**PROVIDED PASSAGE**
===
You CANNOT do this with multiple exponential components.
The log of a sum is NOT transformable to the sum of the logs.
John
fminspleas is on the FEX.
Note that sums of exponentials are notoriously ill-conditioned
for estimation. Expect to have a nasty time of it if you have
any noise at all in your data.
John
A nonoptimal quick answer approach
1. log
2. polyfit
3. exp
4, residual
5. repeat on residual
Hope this helps.
Greg
No. This is not an adequate method for estimation of
a multi-component exponential model. Fitting the
residuals will not yield a reasonable estimate of the
second component, since exponential components are
highly correlated with each other. You will just get
crapola for all of the parameters.
Use a nonlinear regression tool to fit all components
at once. Best is to use a partitioned solver, since this
greatly reduces the dimensionality of the space to be
investigated.
John
I agree completely provided the tool is available. My
impression from the OP's description was that none is available.
===
(Records from a dataset)

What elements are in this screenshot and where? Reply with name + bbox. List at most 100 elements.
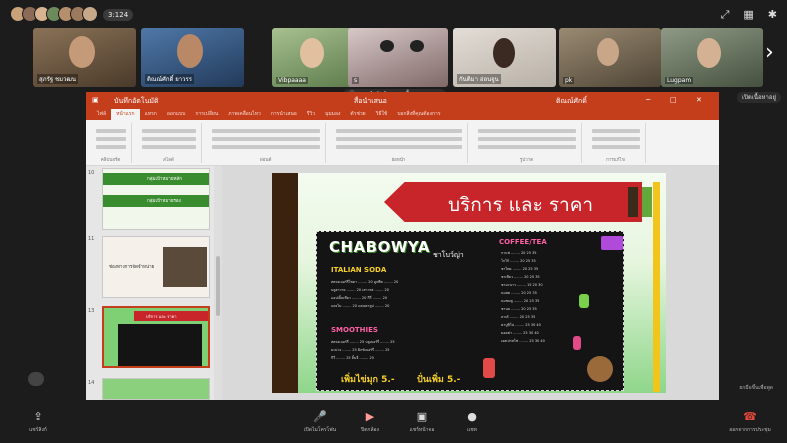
video-tile-name: Vibpaaaa (276, 77, 308, 84)
video-tile[interactable]: กันติมา อ่อนจูน (453, 28, 556, 87)
section-italian-soda: ITALIAN SODA (331, 266, 387, 274)
ribbon-control[interactable] (142, 145, 196, 149)
bottom-bar: ⇪ แชร์ลิงก์ 🎤 เปิดไมโครโฟน ▶ ปิดกล้อง ▣ … (0, 404, 787, 443)
ribbon-control[interactable] (142, 137, 196, 141)
brand-thai: ชาโบว์ญ่า (433, 251, 464, 259)
phone-hangup-icon: ☎ (743, 410, 757, 423)
thumbnail-title: บริการ และ ราคา (146, 314, 177, 319)
powerpoint-window: ▣ บันทึกอัตโนมัติ สื่อนำเสนอ ติณณ์ศักดิ์… (86, 92, 719, 400)
maximize-icon[interactable]: □ (670, 96, 677, 104)
grid-icon[interactable]: ▦ (743, 8, 753, 22)
ribbon-tab[interactable]: หน้าแรก (111, 109, 140, 120)
ribbon-control[interactable] (96, 137, 126, 141)
person-illustration (628, 187, 638, 217)
thumbnail-title: กลุ่มเป้าหมายหลัก (147, 177, 182, 182)
video-tile[interactable]: s (348, 28, 448, 87)
ribbon-control[interactable] (336, 129, 462, 133)
slide-thumbnail[interactable]: ช่องทางการจัดจำหน่าย (102, 236, 210, 298)
ppt-user-name[interactable]: ติณณ์ศักดิ์ (556, 96, 587, 107)
person-illustration (642, 187, 652, 217)
chat-button[interactable]: ● แชท (442, 410, 502, 434)
ribbon-tab[interactable]: การเปลี่ยน (190, 109, 223, 120)
slide-thumbnail-pane: 10 กลุ่มเป้าหมายหลัก กลุ่มเป้าหมายรอง 11… (86, 166, 214, 400)
slide-thumbnail-selected[interactable]: บริการ และ ราคา (102, 306, 210, 368)
leave-button[interactable]: ☎ ออกจากการประชุม (720, 410, 780, 434)
menu-row: โกโก้ ........ 20 25 35 (501, 259, 536, 263)
ribbon-control[interactable] (96, 129, 126, 133)
video-tile[interactable]: สุภรัฐ ชมวฒน (33, 28, 136, 87)
ribbon-group-label: คลิปบอร์ด (100, 158, 121, 163)
chat-icon: ● (467, 410, 477, 423)
video-tile-name: Lugpam (665, 77, 694, 84)
thumbnail-number: 14 (88, 380, 95, 386)
participant-avatars[interactable] (10, 6, 98, 22)
camera-off-icon: ▶ (365, 410, 375, 423)
ribbon-tab[interactable]: มุมมอง (320, 109, 345, 120)
ribbon-control[interactable] (592, 145, 640, 149)
ribbon-tab[interactable]: ภาพเคลื่อนไหว (223, 109, 266, 120)
content-button[interactable]: เปิดเนื้อหาอยู่ (737, 92, 781, 103)
minimize-icon[interactable]: ─ (646, 96, 650, 104)
menu-row: คาปูชิโน่ ........ 25 30 40 (501, 323, 541, 327)
ribbon-control[interactable] (336, 137, 462, 141)
thumbnail-title: กลุ่มเป้าหมายรอง (147, 199, 181, 204)
close-icon[interactable]: ✕ (696, 96, 702, 104)
ribbon-tab[interactable]: แทรก (140, 109, 162, 120)
ribbon-group: สไลด์ (136, 123, 202, 163)
ribbon-tab[interactable]: ตัวช่วย (345, 109, 370, 120)
video-tile[interactable]: ติณณ์ศักดิ์ ยาวรร (141, 28, 244, 87)
ribbon-tab[interactable]: บอกสิ่งที่คุณต้องการ (392, 109, 445, 120)
ribbon-group-label: รูปวาด (519, 158, 534, 163)
ppt-document-title: สื่อนำเสนอ (354, 97, 387, 105)
menu-row: นมชมพู ........ 20 25 35 (501, 299, 540, 303)
chevron-right-icon[interactable]: › (765, 40, 774, 65)
thumbnail-title: ช่องทางการจัดจำหน่าย (109, 265, 155, 270)
scroll-thumb[interactable] (216, 256, 220, 316)
slide-thumbnail[interactable] (102, 378, 210, 400)
gear-icon[interactable]: ✱ (768, 8, 777, 22)
menu-row: ชามะนาว ........ 15 20 30 (501, 283, 543, 287)
ribbon-tab[interactable]: รีวิว (302, 109, 320, 120)
ribbon-control[interactable] (212, 129, 320, 133)
chat-bubble-icon[interactable] (28, 372, 44, 386)
ribbon-control[interactable] (478, 145, 576, 149)
section-coffee-tea: COFFEE/TEA (499, 238, 547, 246)
section-smoothies: SMOOTHIES (331, 326, 378, 334)
fullscreen-icon[interactable]: ⤢ (721, 8, 730, 22)
ribbon-control[interactable] (336, 145, 462, 149)
video-tile[interactable]: Lugpam (661, 28, 763, 87)
ribbon-control[interactable] (142, 129, 196, 133)
ribbon-group-label: การแก้ไข (606, 158, 625, 163)
menu-row: เอสเปรสโซ่ ........ 25 30 40 (501, 339, 545, 343)
ribbon-control[interactable] (212, 145, 320, 149)
save-icon[interactable]: ▣ (92, 96, 99, 104)
chat-label: แชท (467, 427, 477, 433)
meeting-window: 3:124 ⤢ ▦ ✱ สุภรัฐ ชมวฒน ติณณ์ศักดิ์ ยาว… (0, 0, 787, 443)
ribbon-control[interactable] (212, 137, 320, 141)
promo-pearl: เพิ่มไข่มุก 5.- (341, 375, 395, 385)
ribbon-tab[interactable]: ออกแบบ (162, 109, 191, 120)
slide-thumbnail[interactable]: กลุ่มเป้าหมายหลัก กลุ่มเป้าหมายรอง (102, 168, 210, 230)
ribbon-tab[interactable]: วิธีใช้ (371, 109, 393, 120)
ribbon-control[interactable] (592, 137, 640, 141)
menu-row: มอคค่า ........ 25 30 40 (501, 331, 539, 335)
leave-label: ออกจากการประชุม (729, 427, 771, 433)
slide-canvas: บริการ และ ราคา CHABOWYA ชาโบว์ญ่า ITALI… (222, 166, 719, 400)
share-link-button[interactable]: ⇪ แชร์ลิงก์ (8, 410, 68, 434)
avatar (82, 6, 98, 22)
participant-count[interactable]: 3:124 (103, 9, 134, 21)
ribbon-tab[interactable]: การนำเสนอ (266, 109, 302, 120)
ribbon-control[interactable] (478, 129, 576, 133)
video-tile[interactable]: pk (559, 28, 661, 87)
ribbon-control[interactable] (478, 137, 576, 141)
camera-button[interactable]: ▶ ปิดกล้อง (340, 410, 400, 434)
ppt-title-bar: ▣ บันทึกอัตโนมัติ สื่อนำเสนอ ติณณ์ศักดิ์… (86, 92, 719, 109)
video-strip: สุภรัฐ ชมวฒน ติณณ์ศักดิ์ ยาวรร Vibpaaaa … (33, 28, 763, 88)
thumbnail-number: 11 (88, 236, 95, 242)
ribbon-control[interactable] (592, 129, 640, 133)
slide-accent-bar (653, 182, 660, 392)
thumbnail-scrollbar[interactable] (214, 166, 222, 400)
ribbon-control[interactable] (96, 145, 126, 149)
ribbon-tab[interactable]: ไฟล์ (92, 109, 111, 120)
slide[interactable]: บริการ และ ราคา CHABOWYA ชาโบว์ญ่า ITALI… (272, 173, 666, 393)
===
**REQUIREMENT 1**
In the forum thread on fitting exponential models, why does John say a partitioned solver is best?
**REQUIREMENT 2**
Write what comes next in the forum thread on fitting exponential models, continuing after its final sentence.

**EXERCISE OUTPUT 1**
It greatly reduces the dimensionality of the space to be investigated.

**EXERCISE OUTPUT 2**
Recall that I did warn that such a quick "solution" was suboptimal.
How much depends on the signal and the definition of "good enough".
Obviously the ratio of the succesive term variances would be a useful
indicator.
QUESTION:
What is the fundamental difference between this "iteratively fit the
residual" strategy and the strategy used in STEPWISEFIT?
>Best is to use a partitioned solver, since this
> greatly reduces the dimensionality of the space to be
> investigated.
What is a partitioned solver?
Greg
Basically, it's one that eliminates variables. If you want to minimize a function
f(x,y) and you are able to efficiently evaluate
F(x)=argmin_y(f(x,y))
then you can reduce the original problem to the minimization of
g(x)=f(x,F(x))
which is better because now you are only searching over the lower dimensional space of x.
In the case of exponential fitting, for example,
f(x,y)= norm(exp(t(:)*x(:).')*y(:) - data)
y=F(x) is obtainable by doing an LSQ minimization.
I meant to say, "by doing a *linear* LSQ minimization"
Let me apologize again for a bum steer. I took a look at
x = A1*exp(-1*t)+A2*exp(-2*t)+A3*exp(-4*t)
for
A = [ 1, 1/sqrt(10), 1/10 ]
and
A = [ 1/10, 1/sqrt(10), 1 ]
For the first step of fitting to a single exponential,
too much of the function was modeled by the
first term in both cases. So, as John had predicted,
the 2nd and 3rd terms are very, very, very poorly
estimated.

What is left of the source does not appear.